#### PROVIDED MATERIAL:
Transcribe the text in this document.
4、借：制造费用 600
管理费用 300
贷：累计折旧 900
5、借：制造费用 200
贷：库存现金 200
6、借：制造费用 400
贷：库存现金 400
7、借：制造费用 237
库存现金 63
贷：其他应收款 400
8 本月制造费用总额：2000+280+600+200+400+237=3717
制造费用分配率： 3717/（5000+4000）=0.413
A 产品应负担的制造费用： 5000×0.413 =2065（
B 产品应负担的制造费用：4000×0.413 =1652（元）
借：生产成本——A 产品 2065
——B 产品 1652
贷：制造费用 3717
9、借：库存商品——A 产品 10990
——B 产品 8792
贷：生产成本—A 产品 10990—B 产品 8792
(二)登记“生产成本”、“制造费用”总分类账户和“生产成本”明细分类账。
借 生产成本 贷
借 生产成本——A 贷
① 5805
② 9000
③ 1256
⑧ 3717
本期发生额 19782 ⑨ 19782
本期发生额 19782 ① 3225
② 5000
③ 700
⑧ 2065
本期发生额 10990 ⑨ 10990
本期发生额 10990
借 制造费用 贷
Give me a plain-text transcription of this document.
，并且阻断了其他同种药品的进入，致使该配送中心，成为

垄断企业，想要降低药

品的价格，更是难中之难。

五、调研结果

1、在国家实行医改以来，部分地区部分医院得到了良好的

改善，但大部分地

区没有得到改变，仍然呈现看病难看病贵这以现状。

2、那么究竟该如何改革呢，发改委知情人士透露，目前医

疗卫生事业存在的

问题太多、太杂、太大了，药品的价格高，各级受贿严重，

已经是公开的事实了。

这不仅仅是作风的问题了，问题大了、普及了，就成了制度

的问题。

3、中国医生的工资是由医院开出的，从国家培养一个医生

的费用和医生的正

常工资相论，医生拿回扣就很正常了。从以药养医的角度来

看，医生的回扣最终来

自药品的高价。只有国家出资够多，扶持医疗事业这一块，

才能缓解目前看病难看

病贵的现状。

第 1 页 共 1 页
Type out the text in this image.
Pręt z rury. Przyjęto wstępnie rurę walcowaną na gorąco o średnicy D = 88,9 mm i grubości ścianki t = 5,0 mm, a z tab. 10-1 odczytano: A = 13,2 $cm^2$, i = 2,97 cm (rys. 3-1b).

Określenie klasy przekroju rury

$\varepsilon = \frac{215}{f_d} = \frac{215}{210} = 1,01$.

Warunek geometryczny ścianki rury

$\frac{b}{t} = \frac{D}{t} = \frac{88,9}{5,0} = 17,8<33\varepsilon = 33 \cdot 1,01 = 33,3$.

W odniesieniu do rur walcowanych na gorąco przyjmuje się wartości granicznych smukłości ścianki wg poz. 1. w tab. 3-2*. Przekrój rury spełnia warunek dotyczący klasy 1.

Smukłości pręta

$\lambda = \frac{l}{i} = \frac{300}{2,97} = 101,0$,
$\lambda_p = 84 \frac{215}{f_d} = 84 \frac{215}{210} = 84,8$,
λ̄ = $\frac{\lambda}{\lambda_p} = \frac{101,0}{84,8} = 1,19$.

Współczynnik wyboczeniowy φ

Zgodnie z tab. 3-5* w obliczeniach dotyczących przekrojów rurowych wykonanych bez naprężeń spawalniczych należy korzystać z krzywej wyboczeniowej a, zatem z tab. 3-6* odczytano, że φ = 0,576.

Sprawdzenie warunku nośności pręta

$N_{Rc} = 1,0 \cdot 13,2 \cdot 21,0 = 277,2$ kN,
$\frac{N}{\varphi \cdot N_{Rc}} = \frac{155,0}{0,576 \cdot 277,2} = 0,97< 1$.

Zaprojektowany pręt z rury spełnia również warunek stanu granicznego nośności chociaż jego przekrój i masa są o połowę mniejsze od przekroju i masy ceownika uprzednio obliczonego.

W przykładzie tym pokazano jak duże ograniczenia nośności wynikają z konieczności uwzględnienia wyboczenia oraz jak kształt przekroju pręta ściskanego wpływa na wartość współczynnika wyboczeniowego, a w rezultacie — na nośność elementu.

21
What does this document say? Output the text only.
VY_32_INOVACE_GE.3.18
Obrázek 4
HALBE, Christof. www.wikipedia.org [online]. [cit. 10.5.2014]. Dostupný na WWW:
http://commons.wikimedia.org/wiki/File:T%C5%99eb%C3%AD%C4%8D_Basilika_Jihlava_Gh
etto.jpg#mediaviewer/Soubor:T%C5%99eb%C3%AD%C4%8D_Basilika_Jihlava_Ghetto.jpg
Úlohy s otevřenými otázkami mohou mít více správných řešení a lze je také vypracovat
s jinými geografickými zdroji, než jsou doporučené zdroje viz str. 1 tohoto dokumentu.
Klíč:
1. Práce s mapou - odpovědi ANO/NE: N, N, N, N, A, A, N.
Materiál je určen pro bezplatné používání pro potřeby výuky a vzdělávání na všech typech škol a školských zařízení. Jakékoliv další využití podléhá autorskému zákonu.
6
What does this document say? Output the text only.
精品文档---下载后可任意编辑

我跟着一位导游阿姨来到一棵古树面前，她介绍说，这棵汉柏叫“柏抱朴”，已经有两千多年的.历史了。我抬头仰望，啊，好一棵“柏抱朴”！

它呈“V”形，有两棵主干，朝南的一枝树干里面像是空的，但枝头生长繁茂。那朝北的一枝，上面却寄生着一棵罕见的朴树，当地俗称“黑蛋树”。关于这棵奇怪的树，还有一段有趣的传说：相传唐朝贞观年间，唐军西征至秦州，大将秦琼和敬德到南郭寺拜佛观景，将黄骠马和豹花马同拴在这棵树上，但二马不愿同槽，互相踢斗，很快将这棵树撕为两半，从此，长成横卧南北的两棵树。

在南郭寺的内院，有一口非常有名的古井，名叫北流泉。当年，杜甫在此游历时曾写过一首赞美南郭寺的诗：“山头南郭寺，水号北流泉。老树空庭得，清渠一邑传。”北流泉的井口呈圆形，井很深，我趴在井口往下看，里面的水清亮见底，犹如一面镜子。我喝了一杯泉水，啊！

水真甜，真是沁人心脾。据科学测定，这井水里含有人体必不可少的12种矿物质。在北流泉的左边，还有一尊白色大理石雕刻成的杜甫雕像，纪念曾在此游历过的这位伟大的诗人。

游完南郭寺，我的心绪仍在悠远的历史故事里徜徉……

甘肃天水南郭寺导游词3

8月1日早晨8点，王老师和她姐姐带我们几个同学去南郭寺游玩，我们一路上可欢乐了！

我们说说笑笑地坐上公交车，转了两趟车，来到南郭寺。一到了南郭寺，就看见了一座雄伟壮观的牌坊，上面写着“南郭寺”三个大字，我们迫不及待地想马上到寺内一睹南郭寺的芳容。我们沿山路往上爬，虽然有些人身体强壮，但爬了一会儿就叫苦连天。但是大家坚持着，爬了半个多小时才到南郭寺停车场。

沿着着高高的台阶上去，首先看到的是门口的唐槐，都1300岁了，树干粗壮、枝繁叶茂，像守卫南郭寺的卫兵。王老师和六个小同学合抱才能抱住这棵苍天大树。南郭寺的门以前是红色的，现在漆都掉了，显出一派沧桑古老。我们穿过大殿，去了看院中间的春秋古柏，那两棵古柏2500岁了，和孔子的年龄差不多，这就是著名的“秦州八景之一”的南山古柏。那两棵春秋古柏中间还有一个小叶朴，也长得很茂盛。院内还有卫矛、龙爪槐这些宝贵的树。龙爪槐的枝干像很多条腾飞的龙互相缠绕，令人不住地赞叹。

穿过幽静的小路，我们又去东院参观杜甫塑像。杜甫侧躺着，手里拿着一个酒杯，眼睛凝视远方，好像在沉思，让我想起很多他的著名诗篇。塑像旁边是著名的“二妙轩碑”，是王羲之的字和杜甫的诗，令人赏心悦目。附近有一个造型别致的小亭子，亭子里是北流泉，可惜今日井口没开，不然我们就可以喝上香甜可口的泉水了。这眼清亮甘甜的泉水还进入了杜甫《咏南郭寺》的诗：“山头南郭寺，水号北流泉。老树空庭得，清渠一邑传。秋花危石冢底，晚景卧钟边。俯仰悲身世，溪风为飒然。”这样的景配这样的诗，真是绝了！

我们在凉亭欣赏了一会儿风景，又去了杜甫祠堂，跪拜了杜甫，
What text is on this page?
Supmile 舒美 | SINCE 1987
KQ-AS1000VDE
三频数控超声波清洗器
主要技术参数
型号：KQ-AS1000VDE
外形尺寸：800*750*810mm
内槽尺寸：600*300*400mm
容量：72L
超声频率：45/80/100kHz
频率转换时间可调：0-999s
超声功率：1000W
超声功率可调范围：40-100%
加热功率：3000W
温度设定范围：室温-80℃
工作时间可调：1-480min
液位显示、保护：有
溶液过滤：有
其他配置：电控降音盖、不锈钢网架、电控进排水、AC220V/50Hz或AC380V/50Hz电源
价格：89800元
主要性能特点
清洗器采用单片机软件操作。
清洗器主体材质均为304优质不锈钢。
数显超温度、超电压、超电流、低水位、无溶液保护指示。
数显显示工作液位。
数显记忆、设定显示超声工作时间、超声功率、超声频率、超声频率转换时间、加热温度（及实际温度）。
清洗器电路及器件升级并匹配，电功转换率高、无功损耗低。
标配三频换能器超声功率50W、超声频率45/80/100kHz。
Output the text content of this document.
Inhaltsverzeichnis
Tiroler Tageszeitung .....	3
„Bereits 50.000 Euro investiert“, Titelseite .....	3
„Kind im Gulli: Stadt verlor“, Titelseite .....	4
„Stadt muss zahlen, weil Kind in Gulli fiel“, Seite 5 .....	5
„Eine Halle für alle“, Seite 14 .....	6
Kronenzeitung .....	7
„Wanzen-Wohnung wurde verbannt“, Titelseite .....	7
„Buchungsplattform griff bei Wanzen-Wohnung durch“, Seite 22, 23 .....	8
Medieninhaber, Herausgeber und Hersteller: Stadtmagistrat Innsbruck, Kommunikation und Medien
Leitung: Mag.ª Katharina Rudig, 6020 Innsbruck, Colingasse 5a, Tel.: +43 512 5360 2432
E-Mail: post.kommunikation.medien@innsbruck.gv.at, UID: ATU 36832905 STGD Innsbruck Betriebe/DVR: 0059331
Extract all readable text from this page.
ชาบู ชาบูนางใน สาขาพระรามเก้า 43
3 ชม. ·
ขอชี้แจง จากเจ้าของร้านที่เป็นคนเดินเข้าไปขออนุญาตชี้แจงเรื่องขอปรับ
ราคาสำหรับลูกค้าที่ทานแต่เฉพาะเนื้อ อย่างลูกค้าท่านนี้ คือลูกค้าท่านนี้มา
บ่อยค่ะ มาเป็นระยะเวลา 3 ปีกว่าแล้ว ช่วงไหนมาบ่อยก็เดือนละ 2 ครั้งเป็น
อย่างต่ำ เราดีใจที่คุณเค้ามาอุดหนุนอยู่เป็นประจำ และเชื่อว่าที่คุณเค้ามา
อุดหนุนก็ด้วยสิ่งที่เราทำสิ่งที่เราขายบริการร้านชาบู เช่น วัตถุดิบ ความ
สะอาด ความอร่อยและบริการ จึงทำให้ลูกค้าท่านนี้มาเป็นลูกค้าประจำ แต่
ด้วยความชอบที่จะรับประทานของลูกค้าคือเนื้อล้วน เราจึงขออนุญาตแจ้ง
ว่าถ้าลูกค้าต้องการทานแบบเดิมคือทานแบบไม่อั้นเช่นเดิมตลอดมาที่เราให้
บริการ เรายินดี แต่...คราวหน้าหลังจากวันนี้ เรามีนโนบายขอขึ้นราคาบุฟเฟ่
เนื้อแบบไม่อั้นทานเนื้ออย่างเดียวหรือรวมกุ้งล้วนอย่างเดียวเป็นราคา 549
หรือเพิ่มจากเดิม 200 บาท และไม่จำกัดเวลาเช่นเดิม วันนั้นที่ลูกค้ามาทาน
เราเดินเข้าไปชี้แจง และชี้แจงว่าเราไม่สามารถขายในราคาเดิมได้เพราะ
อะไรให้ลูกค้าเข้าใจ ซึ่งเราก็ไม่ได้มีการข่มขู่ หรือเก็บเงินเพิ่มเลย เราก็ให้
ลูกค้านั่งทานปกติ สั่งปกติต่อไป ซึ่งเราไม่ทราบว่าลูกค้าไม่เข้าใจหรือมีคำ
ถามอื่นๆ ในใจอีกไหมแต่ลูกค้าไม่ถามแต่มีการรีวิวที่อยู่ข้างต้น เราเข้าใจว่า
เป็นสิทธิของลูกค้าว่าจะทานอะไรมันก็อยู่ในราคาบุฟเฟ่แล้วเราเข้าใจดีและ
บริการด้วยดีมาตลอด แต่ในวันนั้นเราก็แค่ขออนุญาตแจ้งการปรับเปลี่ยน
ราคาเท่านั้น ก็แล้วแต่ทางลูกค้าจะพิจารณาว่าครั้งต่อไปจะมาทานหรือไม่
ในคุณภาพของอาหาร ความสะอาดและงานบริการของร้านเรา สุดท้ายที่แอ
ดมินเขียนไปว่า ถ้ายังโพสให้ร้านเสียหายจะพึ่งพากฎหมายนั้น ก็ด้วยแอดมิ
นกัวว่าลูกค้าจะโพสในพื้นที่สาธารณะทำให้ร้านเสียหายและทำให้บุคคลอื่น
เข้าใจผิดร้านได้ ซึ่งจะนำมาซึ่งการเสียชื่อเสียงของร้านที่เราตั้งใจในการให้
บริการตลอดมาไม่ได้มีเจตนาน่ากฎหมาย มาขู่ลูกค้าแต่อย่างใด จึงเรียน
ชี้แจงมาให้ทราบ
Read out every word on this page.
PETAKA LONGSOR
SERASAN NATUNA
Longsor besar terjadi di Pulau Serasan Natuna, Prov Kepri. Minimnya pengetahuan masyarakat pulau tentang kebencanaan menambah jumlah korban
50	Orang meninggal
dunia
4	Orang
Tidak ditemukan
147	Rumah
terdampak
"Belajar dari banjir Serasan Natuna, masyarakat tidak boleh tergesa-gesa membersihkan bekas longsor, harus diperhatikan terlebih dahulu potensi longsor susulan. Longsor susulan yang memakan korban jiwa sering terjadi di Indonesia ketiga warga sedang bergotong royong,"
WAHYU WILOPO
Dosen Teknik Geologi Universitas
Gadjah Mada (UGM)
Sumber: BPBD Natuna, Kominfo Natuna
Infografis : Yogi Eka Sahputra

#### STATED PROBLEM:
Locate all lines in the listing above with the word "本期发生额" and copy them.

#### TASK SOLUTION:
本期发生额 19782 ⑨ 19782
本期发生额 19782 ① 3225
本期发生额 10990 ⑨ 10990
本期发生额 10990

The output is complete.